• MATERIAL FOR THE TASK

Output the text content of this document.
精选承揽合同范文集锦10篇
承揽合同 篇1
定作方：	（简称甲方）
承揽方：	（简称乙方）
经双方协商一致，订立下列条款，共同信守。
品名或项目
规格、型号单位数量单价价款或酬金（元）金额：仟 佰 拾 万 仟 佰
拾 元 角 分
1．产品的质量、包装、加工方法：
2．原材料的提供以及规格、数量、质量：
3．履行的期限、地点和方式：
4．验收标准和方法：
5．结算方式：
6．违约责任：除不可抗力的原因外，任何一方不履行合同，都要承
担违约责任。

• SHORT PROBLEM
Reproduce the listing above verbatim, from first line to last.

• WRITTEN RESPONSE
Output the text content of this document.
精选承揽合同范文集锦10篇
承揽合同 篇1
定作方：	（简称甲方）
承揽方：	（简称乙方）
经双方协商一致，订立下列条款，共同信守。
品名或项目
规格、型号单位数量单价价款或酬金（元）金额：仟 佰 拾 万 仟 佰
拾 元 角 分
1．产品的质量、包装、加工方法：
2．原材料的提供以及规格、数量、质量：
3．履行的期限、地点和方式：
4．验收标准和方法：
5．结算方式：
6．违约责任：除不可抗力的原因外，任何一方不履行合同，都要承
担违约责任。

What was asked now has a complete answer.